OBJECTIVE: Render every line of the listing from the one containing "menu-debug[interactable]: Debug: [239, 31, 298, 52]" down through the one containing "menu-svcs[interactable]: SVCS: [436, 31, 492, 52]" as a Markdown table with two columns, Row and Entry. Number each line in Row and copy the line itself into Entry, leaving out any blank lines.

>> BEGIN

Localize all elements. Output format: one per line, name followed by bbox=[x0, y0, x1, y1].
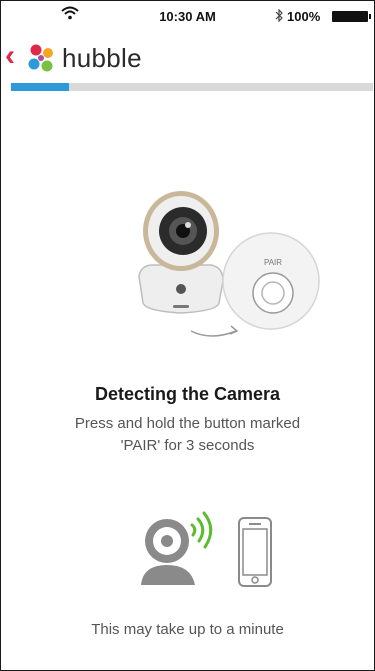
page-title: Detecting the Camera bbox=[94, 384, 281, 404]
chevron-left-icon[interactable]: ‹ bbox=[5, 41, 15, 71]
app-screen: 10:30 AM 100% ‹ hubble PAIR Detecting th… bbox=[0, 0, 375, 671]
pairing-graphic bbox=[137, 501, 287, 591]
instruction-text: Press and hold the button marked 'PAIR' … bbox=[1, 413, 374, 457]
bluetooth-icon bbox=[275, 8, 284, 25]
battery-icon bbox=[332, 11, 371, 22]
camera-icon bbox=[141, 519, 195, 585]
brand-name: hubble bbox=[62, 43, 142, 73]
camera-pair-illustration: PAIR bbox=[131, 181, 321, 351]
app-header: ‹ hubble bbox=[1, 35, 374, 83]
phone-icon bbox=[238, 517, 272, 587]
hubble-logo bbox=[25, 42, 57, 74]
wait-note: This may take up to a minute bbox=[91, 621, 284, 638]
setup-progress-bar bbox=[11, 83, 373, 91]
battery-percent: 100% bbox=[287, 9, 321, 24]
instruction-line-2: 'PAIR' for 3 seconds bbox=[120, 437, 255, 454]
status-bar: 10:30 AM 100% bbox=[1, 1, 374, 35]
signal-waves-icon bbox=[190, 511, 213, 549]
instruction-line-1: Press and hold the button marked bbox=[74, 415, 301, 432]
setup-progress-fill bbox=[11, 83, 69, 91]
pair-label: PAIR bbox=[264, 258, 282, 267]
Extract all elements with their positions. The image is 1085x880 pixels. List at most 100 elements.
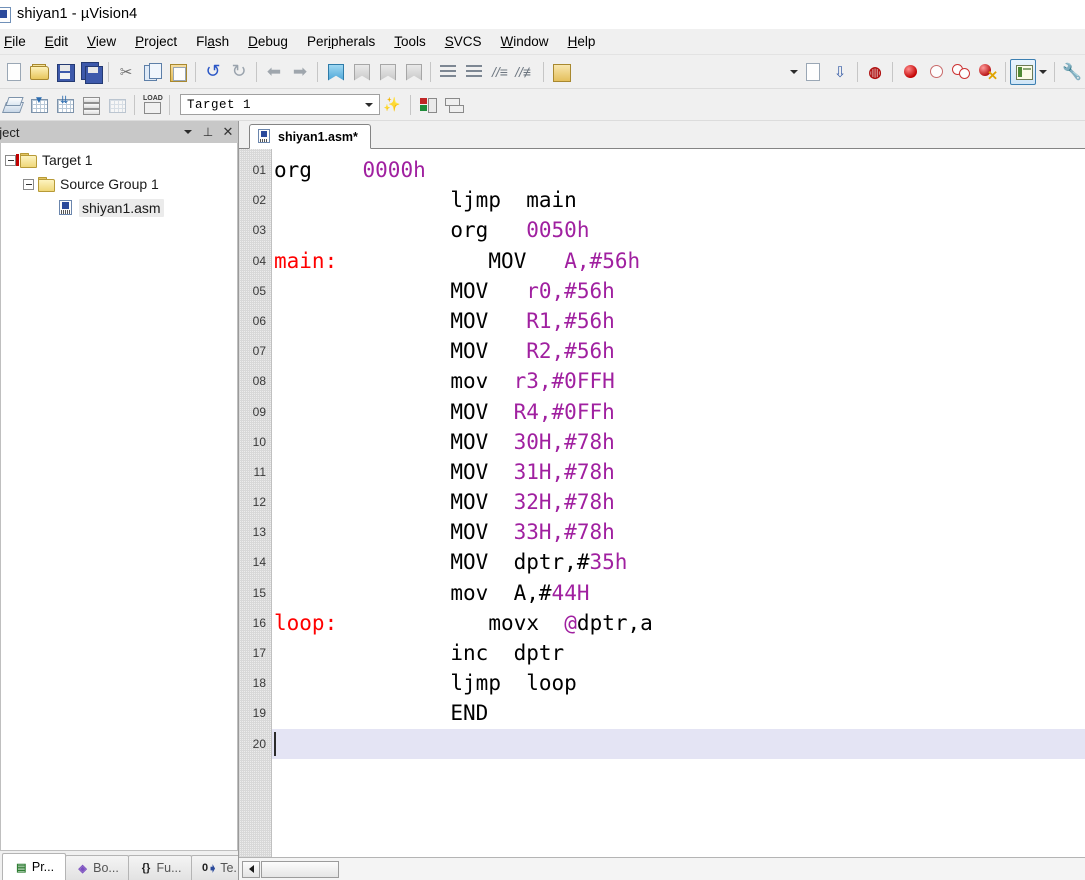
menu-debug[interactable]: Debug: [239, 31, 298, 52]
code-line[interactable]: MOV 33H,#78h: [272, 517, 1085, 547]
debug-search-icon[interactable]: ◍: [862, 59, 888, 85]
menu-svcs[interactable]: SVCS: [436, 31, 492, 52]
target-select[interactable]: Target 1: [180, 94, 380, 115]
code-line[interactable]: ljmp main: [272, 185, 1085, 215]
kill-all-breakpoints-icon[interactable]: ✕: [975, 59, 1001, 85]
manage-components-icon[interactable]: [415, 92, 441, 118]
find-in-files-icon[interactable]: [548, 59, 574, 85]
save-icon[interactable]: [52, 59, 78, 85]
code-text[interactable]: org 0000h ljmp main org 0050h main: MOV A,#5…: [272, 149, 1085, 857]
target-options-icon[interactable]: ✨: [380, 92, 406, 118]
menu-window[interactable]: Window: [492, 31, 559, 52]
goto-definition-icon[interactable]: [801, 59, 827, 85]
rebuild-all-icon[interactable]: ⇊: [52, 92, 78, 118]
code-line[interactable]: ljmp loop: [272, 668, 1085, 698]
menu-tools[interactable]: Tools: [385, 31, 436, 52]
save-all-icon[interactable]: [78, 59, 104, 85]
stop-build-icon[interactable]: [104, 92, 130, 118]
expander-icon[interactable]: [23, 178, 34, 190]
configure-icon[interactable]: 🔧: [1059, 59, 1085, 85]
next-bookmark-icon[interactable]: [374, 59, 400, 85]
menu-peripherals[interactable]: Peripherals: [298, 31, 385, 52]
tab-functions[interactable]: {} Fu...: [128, 855, 192, 880]
code-line[interactable]: MOV dptr,#35h: [272, 547, 1085, 577]
target-select-arrow-icon[interactable]: [361, 95, 376, 114]
tree-item-target[interactable]: Target 1: [1, 148, 237, 172]
toolbar-separator: [256, 61, 257, 82]
menu-project[interactable]: Project: [126, 31, 187, 52]
redo-icon[interactable]: ↻: [226, 59, 252, 85]
tab-books[interactable]: ◈ Bo...: [65, 855, 129, 880]
tree-item-file[interactable]: shiyan1.asm: [1, 196, 237, 220]
build-target-icon[interactable]: ▼: [26, 92, 52, 118]
code-line[interactable]: inc dptr: [272, 638, 1085, 668]
find-next-icon[interactable]: ⇩: [827, 59, 853, 85]
toolbar-separator: [108, 61, 109, 82]
project-window-dropdown-icon[interactable]: [1036, 61, 1050, 83]
disable-breakpoint-icon[interactable]: [923, 59, 949, 85]
navigate-forward-icon[interactable]: ➡: [287, 59, 313, 85]
menu-edit[interactable]: Edit: [36, 31, 78, 52]
code-line[interactable]: org 0000h: [272, 155, 1085, 185]
code-line[interactable]: mov A,#44H: [272, 578, 1085, 608]
insert-breakpoint-icon[interactable]: [897, 59, 923, 85]
line-number: 20: [252, 736, 266, 751]
token-plain: mov: [450, 369, 514, 394]
code-line[interactable]: loop: movx @dptr,a: [272, 608, 1085, 638]
token-num: 33H,#78h: [513, 520, 615, 545]
scroll-left-button[interactable]: [242, 860, 260, 878]
batch-build-icon[interactable]: [78, 92, 104, 118]
find-combo-arrow-icon[interactable]: [787, 61, 801, 83]
toggle-bookmark-icon[interactable]: [322, 59, 348, 85]
translate-icon[interactable]: [0, 92, 26, 118]
panel-close-icon[interactable]: ✕: [218, 122, 238, 142]
code-line[interactable]: mov r3,#0FFH: [272, 366, 1085, 396]
tab-project[interactable]: ▤ Pr...: [2, 853, 66, 880]
uncomment-icon[interactable]: //≢: [513, 59, 539, 85]
comment-icon[interactable]: //≡: [487, 59, 513, 85]
panel-pin-icon[interactable]: ⊥: [198, 122, 218, 142]
multi-project-icon[interactable]: [441, 92, 467, 118]
cut-icon[interactable]: ✂: [113, 59, 139, 85]
tree-item-source-group[interactable]: Source Group 1: [1, 172, 237, 196]
project-window-icon[interactable]: [1010, 58, 1036, 85]
menu-help[interactable]: Help: [559, 31, 606, 52]
code-line[interactable]: MOV 32H,#78h: [272, 487, 1085, 517]
disable-all-breakpoints-icon[interactable]: [949, 59, 975, 85]
code-line[interactable]: MOV R4,#0FFh: [272, 397, 1085, 427]
scrollbar-thumb[interactable]: [261, 860, 339, 878]
indent-icon[interactable]: [435, 59, 461, 85]
code-line[interactable]: MOV r0,#56h: [272, 276, 1085, 306]
code-line[interactable]: [272, 728, 1085, 759]
code-view[interactable]: 01 02 03 04 05 06 07 08 09 10 11 12 13 14 15 16 17 18 19 20…: [239, 149, 1085, 857]
menu-flash[interactable]: Flash: [187, 31, 239, 52]
menu-file[interactable]: File: [0, 31, 36, 52]
expander-icon[interactable]: [5, 154, 16, 166]
code-line[interactable]: END: [272, 698, 1085, 728]
prev-bookmark-icon[interactable]: [348, 59, 374, 85]
navigate-back-icon[interactable]: ⬅: [261, 59, 287, 85]
code-line[interactable]: main: MOV A,#56h: [272, 246, 1085, 276]
code-line[interactable]: MOV R1,#56h: [272, 306, 1085, 336]
panel-menu-icon[interactable]: [178, 122, 198, 142]
code-line[interactable]: MOV 31H,#78h: [272, 457, 1085, 487]
download-icon[interactable]: LOAD: [139, 92, 165, 118]
clear-bookmarks-icon[interactable]: [400, 59, 426, 85]
copy-icon[interactable]: [139, 59, 165, 85]
token-plain: MOV: [488, 248, 565, 273]
project-tree[interactable]: Target 1 Source Group 1 shiyan1.asm: [0, 143, 238, 851]
horizontal-scrollbar[interactable]: [239, 857, 1085, 880]
undo-icon[interactable]: ↺: [200, 59, 226, 85]
folder-icon: [37, 176, 55, 192]
new-file-icon[interactable]: [0, 59, 26, 85]
tree-item-label: shiyan1.asm: [79, 199, 164, 217]
target-select-value: Target 1: [187, 97, 252, 112]
open-file-icon[interactable]: [26, 59, 52, 85]
editor-tab-shiyan1[interactable]: shiyan1.asm*: [249, 124, 371, 149]
menu-view[interactable]: View: [78, 31, 126, 52]
code-line[interactable]: MOV 30H,#78h: [272, 427, 1085, 457]
code-line[interactable]: org 0050h: [272, 215, 1085, 245]
code-line[interactable]: MOV R2,#56h: [272, 336, 1085, 366]
paste-icon[interactable]: [165, 59, 191, 85]
outdent-icon[interactable]: [461, 59, 487, 85]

>> END

REPLY:
| Row | Entry |
|---|---|
| 1 | menu-debug[interactable]: Debug: [239, 31, 298, 52] |
| 2 | code-line[interactable]: MOV 33H,#78h: [272, 517, 1085, 547] |
| 3 | debug-search-icon[interactable]: ◍: [862, 59, 888, 85] |
| 4 | menu-svcs[interactable]: SVCS: [436, 31, 492, 52] |